Exercise material:
* START *
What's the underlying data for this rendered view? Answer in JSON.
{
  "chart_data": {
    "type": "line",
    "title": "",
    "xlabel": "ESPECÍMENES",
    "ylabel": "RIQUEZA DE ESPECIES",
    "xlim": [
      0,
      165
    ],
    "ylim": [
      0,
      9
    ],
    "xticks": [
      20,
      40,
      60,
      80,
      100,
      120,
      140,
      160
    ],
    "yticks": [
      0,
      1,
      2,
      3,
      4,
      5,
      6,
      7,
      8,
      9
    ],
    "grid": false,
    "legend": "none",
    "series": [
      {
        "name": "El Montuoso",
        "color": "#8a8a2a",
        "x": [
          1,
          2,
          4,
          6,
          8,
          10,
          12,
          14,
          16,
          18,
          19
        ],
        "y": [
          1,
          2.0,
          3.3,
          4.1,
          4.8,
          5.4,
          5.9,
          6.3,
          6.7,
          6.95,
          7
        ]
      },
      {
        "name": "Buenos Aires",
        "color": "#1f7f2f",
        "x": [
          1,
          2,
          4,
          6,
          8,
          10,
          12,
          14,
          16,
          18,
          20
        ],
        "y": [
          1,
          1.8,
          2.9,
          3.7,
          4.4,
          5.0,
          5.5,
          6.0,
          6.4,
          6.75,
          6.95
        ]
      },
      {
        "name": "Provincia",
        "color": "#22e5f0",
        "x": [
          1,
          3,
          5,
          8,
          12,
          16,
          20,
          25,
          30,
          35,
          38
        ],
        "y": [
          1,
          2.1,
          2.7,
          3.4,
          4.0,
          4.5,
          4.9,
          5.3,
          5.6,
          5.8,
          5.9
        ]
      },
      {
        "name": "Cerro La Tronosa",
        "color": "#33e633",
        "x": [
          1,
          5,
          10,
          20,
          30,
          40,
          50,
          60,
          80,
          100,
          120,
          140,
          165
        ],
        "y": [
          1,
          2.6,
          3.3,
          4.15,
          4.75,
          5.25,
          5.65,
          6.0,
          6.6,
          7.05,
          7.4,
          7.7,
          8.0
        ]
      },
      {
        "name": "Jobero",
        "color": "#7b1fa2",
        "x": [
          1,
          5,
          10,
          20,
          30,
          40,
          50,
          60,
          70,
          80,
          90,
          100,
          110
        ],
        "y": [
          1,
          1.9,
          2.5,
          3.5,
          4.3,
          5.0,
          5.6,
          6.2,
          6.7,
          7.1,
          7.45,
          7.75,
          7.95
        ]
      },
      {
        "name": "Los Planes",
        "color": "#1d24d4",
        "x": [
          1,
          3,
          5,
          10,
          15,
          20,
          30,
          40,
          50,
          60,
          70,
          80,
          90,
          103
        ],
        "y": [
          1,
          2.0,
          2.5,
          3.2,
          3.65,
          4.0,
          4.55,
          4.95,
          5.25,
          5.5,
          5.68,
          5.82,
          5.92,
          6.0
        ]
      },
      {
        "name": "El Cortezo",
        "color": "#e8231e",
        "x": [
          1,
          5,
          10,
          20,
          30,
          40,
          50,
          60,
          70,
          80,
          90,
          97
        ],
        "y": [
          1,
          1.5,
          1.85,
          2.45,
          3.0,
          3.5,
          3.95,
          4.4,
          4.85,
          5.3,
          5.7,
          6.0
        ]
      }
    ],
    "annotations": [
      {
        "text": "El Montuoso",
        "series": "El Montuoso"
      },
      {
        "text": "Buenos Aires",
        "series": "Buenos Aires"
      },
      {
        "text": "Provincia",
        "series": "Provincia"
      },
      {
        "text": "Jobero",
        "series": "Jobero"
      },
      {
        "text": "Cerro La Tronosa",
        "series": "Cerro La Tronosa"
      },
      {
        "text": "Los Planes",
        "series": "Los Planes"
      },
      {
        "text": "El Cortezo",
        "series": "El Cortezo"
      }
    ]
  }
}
* END *
What is expected: From the entries above, extract every line where the word "Planes" appears.

Response to this task:
        "name": "Los Planes",
        "text": "Los Planes",
        "series": "Los Planes"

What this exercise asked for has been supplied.